• Exercise material:
************

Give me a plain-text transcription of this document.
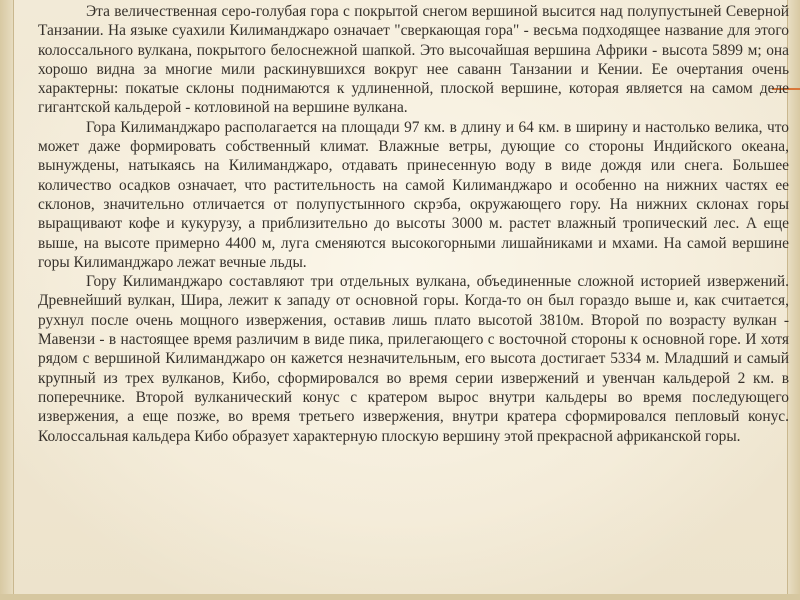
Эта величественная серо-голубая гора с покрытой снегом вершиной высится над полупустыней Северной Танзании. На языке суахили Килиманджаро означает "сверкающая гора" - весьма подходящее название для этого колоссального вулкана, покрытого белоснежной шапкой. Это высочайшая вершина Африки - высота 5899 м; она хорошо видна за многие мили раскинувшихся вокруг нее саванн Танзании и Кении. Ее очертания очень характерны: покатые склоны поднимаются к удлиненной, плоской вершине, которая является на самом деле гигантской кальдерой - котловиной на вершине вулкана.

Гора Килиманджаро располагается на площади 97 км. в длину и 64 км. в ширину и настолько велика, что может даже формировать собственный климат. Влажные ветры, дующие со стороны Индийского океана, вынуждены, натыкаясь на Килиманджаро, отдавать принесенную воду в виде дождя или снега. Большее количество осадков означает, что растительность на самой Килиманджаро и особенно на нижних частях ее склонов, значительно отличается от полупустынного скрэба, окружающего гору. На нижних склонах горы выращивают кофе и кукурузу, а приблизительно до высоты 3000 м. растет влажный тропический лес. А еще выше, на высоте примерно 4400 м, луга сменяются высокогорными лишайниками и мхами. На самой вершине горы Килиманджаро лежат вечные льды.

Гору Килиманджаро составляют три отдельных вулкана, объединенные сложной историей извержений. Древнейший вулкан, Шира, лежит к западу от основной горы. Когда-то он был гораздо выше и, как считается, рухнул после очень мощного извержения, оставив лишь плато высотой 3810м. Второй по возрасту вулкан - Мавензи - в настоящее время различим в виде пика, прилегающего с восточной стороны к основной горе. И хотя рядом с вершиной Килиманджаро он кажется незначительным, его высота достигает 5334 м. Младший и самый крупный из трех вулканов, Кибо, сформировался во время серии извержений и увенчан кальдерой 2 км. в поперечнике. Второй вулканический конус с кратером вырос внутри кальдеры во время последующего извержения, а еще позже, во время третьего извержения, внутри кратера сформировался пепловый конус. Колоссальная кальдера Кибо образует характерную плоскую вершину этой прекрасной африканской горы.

************

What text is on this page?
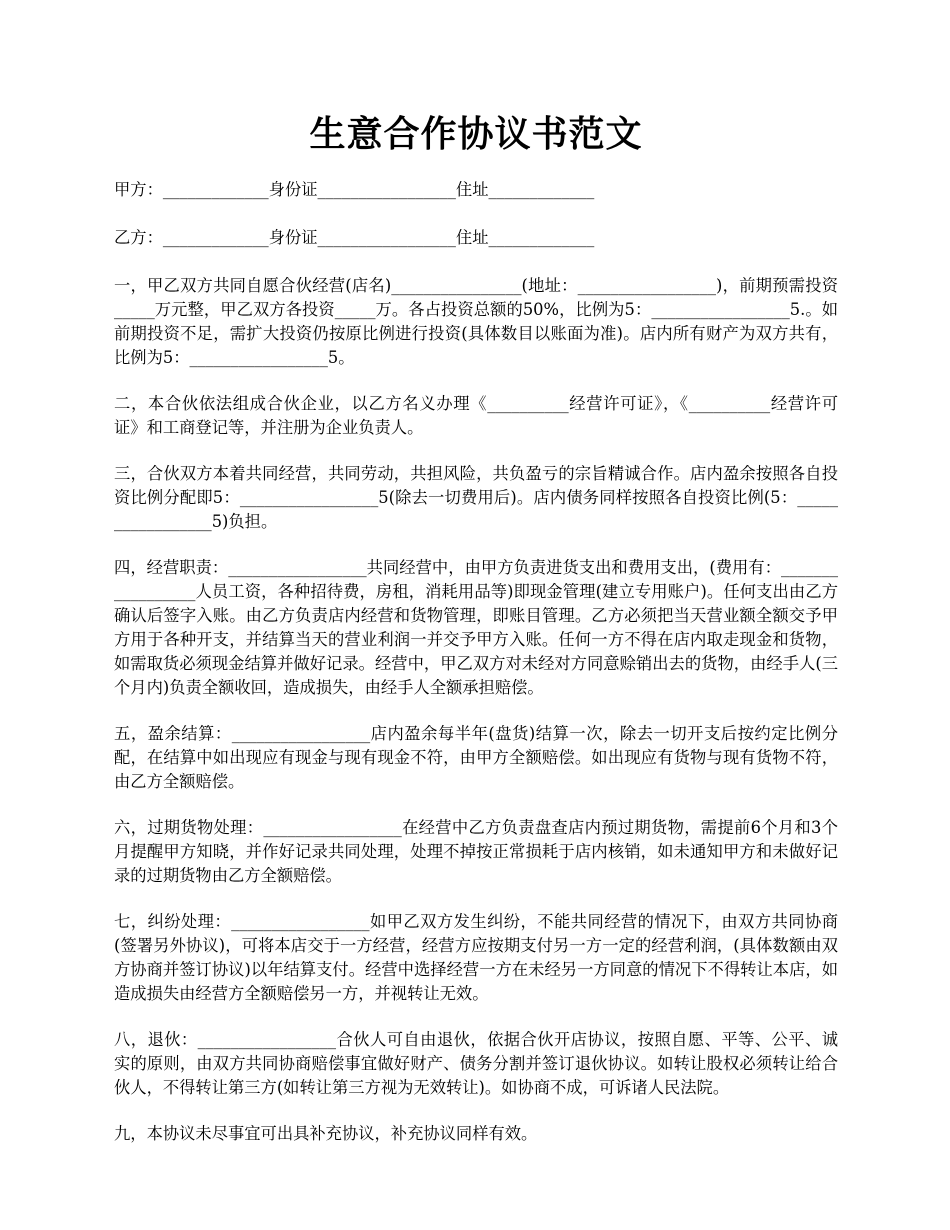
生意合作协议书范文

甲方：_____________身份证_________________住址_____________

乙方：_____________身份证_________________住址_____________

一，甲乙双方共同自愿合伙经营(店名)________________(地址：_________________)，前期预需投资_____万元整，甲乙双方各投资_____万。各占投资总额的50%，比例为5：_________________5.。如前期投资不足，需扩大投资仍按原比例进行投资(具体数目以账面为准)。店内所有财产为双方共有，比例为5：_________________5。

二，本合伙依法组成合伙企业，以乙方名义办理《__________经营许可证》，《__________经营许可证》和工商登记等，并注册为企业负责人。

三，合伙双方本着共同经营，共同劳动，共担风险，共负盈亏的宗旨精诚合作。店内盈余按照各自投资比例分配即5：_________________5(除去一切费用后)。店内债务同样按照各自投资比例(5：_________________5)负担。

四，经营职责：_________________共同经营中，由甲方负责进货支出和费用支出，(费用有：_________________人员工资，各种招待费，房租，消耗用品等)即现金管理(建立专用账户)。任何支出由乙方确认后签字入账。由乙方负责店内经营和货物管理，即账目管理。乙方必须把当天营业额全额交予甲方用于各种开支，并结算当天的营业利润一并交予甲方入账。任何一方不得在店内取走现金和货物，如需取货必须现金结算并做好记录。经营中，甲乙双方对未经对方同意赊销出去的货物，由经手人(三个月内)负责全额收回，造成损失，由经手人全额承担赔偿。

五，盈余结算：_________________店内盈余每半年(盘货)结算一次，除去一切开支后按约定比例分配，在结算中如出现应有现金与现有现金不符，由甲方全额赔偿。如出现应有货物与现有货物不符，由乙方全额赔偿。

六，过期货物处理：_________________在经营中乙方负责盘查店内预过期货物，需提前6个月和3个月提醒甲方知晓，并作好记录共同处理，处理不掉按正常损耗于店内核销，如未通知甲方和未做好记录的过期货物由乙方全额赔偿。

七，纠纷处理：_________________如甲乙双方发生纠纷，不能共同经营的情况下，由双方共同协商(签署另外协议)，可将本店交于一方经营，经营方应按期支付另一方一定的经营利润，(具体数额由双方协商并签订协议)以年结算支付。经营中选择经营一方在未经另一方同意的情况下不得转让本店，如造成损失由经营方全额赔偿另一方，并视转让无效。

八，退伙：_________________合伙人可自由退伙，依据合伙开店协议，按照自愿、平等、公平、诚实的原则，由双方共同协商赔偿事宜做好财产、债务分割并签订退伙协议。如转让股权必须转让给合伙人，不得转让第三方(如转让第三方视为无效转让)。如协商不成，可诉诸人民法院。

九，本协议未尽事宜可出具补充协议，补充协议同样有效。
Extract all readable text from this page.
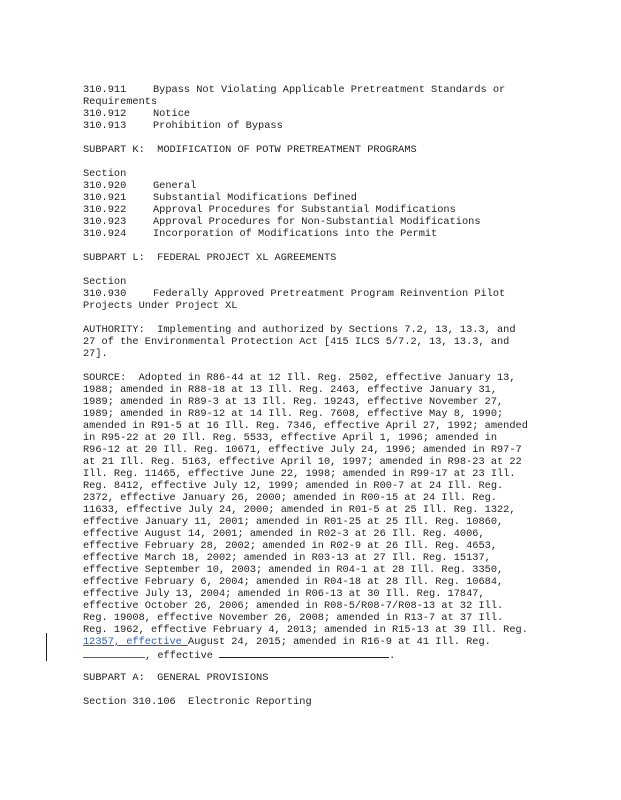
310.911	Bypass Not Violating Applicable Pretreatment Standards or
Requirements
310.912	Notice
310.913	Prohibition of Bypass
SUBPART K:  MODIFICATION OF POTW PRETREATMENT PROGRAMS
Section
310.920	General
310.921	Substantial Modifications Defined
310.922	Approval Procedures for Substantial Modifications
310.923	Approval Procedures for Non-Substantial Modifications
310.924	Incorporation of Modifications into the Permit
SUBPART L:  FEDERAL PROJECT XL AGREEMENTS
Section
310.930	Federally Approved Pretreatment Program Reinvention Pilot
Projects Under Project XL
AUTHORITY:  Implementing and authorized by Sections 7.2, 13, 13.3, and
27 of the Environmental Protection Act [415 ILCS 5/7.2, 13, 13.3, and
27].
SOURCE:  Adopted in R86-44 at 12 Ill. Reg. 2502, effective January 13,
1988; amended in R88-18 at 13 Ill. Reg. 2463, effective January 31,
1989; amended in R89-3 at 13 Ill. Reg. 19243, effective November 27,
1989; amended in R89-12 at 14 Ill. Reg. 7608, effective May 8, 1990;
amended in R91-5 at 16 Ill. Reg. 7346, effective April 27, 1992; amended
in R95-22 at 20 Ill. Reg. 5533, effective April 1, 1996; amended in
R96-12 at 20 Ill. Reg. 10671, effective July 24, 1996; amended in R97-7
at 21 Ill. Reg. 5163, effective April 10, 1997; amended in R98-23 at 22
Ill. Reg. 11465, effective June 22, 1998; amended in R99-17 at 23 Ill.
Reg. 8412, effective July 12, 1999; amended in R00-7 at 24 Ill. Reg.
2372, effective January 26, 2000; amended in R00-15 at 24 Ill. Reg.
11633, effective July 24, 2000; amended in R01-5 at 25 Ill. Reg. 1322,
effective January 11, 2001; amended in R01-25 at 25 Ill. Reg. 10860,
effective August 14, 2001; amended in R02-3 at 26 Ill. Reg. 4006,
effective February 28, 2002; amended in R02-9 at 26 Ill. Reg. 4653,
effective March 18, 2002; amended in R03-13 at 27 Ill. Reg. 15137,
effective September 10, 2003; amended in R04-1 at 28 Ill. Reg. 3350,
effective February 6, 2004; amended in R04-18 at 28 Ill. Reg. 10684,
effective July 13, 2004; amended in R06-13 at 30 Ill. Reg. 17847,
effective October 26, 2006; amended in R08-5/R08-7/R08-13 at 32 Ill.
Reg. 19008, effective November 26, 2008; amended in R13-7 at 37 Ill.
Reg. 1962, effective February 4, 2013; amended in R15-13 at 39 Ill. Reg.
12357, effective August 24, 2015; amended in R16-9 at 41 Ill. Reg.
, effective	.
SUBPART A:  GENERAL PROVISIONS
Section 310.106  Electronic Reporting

************

• What you should do:
Single out each line of the records above with the string "Modifications" in it, and copy it.

• Solved exercise:
310.921	Substantial Modifications Defined
310.922	Approval Procedures for Substantial Modifications
310.923	Approval Procedures for Non-Substantial Modifications
310.924	Incorporation of Modifications into the Permit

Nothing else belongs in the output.